> [PROBLEM TO SOLVE]: Look through the entries below and count the lines that contain "this". Reply with that number only.

> [Entries of transcribed document text]:
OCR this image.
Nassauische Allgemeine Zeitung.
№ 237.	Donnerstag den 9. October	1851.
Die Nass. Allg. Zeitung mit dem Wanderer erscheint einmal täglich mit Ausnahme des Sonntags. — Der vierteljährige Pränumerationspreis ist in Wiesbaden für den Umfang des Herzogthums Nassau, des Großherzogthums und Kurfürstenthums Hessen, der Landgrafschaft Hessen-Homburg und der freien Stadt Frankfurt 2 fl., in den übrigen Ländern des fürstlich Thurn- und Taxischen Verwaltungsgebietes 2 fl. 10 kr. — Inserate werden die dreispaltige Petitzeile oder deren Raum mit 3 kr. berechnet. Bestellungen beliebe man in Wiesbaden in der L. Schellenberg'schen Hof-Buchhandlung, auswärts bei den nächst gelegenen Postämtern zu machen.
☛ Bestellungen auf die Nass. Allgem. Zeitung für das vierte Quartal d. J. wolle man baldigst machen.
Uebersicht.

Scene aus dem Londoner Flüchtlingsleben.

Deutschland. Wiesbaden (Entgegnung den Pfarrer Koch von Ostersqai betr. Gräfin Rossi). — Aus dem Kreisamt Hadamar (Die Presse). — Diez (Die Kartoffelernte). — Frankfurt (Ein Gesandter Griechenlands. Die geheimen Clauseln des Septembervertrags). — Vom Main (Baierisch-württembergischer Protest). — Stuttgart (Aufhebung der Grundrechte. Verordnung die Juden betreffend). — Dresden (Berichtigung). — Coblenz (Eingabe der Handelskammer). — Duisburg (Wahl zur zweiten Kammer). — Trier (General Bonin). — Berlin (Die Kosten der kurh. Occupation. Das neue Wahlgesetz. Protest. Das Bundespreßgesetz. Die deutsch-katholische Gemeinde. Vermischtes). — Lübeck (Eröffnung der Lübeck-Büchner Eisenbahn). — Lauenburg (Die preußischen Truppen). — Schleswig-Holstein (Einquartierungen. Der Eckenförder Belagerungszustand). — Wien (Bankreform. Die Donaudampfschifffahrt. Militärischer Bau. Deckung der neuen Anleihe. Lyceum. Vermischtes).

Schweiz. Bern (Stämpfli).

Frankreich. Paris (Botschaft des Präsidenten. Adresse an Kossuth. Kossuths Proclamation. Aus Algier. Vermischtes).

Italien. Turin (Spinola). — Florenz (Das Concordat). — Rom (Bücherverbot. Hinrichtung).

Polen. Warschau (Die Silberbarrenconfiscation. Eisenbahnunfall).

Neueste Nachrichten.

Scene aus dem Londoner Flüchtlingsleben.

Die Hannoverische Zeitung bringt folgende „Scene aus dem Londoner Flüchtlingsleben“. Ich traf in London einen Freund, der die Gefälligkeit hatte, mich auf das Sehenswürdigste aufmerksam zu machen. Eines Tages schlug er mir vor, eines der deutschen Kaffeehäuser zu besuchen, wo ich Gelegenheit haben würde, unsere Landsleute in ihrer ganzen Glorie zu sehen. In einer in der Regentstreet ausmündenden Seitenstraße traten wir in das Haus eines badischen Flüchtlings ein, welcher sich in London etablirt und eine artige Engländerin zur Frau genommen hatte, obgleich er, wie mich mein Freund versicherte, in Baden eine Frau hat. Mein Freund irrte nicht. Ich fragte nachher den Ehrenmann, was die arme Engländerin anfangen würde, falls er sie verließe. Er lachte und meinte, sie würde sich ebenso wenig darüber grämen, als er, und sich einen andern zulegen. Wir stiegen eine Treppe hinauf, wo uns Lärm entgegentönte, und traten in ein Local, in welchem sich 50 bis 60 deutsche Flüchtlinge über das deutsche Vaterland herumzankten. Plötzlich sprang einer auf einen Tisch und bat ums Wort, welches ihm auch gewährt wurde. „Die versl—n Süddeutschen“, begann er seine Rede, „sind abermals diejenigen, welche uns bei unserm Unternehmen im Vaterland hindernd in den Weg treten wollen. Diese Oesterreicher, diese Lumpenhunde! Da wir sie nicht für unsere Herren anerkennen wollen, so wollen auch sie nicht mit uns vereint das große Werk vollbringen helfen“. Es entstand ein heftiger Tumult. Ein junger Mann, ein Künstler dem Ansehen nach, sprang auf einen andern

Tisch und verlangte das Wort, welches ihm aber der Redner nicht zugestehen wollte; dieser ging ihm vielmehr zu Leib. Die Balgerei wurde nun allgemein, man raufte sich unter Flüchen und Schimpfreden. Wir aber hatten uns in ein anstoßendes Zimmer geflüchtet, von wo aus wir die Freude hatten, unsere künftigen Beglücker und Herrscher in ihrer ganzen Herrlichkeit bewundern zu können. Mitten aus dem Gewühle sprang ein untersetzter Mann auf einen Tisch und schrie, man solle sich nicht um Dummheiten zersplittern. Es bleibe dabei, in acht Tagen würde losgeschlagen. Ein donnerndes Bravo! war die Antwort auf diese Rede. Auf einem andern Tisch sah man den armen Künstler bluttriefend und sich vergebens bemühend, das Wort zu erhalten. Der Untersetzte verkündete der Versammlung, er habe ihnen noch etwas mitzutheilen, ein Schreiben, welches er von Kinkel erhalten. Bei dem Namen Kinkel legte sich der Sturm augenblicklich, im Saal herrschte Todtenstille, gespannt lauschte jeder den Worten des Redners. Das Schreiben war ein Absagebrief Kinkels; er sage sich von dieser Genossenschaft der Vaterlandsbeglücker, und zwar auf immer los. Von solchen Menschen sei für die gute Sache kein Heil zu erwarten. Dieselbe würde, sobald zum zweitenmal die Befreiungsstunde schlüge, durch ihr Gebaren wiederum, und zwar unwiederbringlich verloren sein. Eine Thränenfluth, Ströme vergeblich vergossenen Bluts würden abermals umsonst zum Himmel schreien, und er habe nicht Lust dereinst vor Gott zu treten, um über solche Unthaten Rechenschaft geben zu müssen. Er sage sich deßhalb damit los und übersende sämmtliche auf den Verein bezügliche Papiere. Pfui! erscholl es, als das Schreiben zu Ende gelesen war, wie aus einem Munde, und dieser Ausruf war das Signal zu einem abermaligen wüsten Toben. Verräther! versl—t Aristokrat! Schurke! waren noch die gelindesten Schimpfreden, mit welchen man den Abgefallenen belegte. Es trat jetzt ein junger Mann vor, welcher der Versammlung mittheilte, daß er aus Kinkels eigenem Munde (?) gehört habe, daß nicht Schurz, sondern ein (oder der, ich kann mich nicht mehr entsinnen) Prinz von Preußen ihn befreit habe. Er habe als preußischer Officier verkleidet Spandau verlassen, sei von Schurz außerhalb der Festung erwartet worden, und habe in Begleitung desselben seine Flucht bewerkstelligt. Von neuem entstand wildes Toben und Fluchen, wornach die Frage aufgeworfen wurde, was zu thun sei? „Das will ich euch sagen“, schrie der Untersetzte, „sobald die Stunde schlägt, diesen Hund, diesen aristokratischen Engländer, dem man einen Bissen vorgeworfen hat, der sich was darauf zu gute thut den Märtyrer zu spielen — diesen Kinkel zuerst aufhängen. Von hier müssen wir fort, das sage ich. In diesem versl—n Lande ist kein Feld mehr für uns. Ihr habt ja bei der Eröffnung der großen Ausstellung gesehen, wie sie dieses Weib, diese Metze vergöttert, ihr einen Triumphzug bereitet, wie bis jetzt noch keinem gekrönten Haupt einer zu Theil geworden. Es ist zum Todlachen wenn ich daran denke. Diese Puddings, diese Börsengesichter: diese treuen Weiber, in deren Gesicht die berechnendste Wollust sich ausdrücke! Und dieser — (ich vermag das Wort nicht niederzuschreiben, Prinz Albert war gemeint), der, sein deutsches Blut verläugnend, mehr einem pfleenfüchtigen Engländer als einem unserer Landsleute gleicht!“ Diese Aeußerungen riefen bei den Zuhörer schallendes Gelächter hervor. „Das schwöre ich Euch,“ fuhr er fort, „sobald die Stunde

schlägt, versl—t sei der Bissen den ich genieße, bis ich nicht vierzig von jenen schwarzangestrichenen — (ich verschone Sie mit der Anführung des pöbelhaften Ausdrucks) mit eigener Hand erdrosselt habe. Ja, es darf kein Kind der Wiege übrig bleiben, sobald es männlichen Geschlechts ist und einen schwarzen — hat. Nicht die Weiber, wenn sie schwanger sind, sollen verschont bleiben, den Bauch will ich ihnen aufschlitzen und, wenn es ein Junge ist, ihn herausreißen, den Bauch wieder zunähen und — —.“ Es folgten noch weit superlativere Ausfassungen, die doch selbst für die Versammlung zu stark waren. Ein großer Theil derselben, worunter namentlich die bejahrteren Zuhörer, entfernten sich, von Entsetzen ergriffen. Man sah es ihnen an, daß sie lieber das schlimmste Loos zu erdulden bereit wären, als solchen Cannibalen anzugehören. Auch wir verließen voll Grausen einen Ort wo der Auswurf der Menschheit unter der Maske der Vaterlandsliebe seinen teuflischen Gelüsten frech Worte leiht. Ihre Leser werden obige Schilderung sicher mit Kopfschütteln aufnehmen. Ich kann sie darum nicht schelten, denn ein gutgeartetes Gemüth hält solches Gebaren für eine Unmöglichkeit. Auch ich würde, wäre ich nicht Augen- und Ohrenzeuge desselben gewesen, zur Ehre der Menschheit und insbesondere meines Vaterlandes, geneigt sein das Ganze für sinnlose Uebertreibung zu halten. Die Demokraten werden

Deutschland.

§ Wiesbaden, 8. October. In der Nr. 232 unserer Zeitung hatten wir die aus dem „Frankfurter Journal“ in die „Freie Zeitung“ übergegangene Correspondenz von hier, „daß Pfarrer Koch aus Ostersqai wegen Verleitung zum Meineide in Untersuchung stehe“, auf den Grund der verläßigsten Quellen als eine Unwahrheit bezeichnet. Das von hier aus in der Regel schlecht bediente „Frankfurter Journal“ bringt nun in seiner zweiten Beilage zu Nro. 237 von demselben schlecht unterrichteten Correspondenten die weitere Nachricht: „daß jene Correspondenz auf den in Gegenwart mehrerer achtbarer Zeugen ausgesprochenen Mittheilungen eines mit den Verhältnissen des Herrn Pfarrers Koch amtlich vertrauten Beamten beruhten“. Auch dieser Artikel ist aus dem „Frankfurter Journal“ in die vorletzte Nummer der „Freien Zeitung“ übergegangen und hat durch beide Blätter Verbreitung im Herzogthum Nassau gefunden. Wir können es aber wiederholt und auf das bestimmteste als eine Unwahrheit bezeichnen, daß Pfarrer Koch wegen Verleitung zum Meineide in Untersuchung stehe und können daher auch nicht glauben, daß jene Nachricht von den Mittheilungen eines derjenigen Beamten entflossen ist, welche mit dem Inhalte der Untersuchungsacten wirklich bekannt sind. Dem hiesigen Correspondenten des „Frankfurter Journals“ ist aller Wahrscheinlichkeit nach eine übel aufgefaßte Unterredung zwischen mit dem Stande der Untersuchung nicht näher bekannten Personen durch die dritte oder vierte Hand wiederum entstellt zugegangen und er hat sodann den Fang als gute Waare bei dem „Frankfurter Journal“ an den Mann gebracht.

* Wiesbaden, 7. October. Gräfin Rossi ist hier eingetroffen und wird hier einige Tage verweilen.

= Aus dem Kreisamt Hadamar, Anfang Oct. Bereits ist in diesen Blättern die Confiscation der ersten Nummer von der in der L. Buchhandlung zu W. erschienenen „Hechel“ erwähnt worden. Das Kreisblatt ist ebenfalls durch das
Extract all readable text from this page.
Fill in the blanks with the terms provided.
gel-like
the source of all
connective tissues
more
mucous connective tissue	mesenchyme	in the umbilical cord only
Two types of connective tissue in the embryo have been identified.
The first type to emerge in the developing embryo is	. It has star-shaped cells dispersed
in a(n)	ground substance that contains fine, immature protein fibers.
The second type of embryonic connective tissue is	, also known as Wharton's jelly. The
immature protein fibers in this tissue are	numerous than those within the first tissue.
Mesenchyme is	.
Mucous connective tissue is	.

> [EXPECTED ANSWER]: 3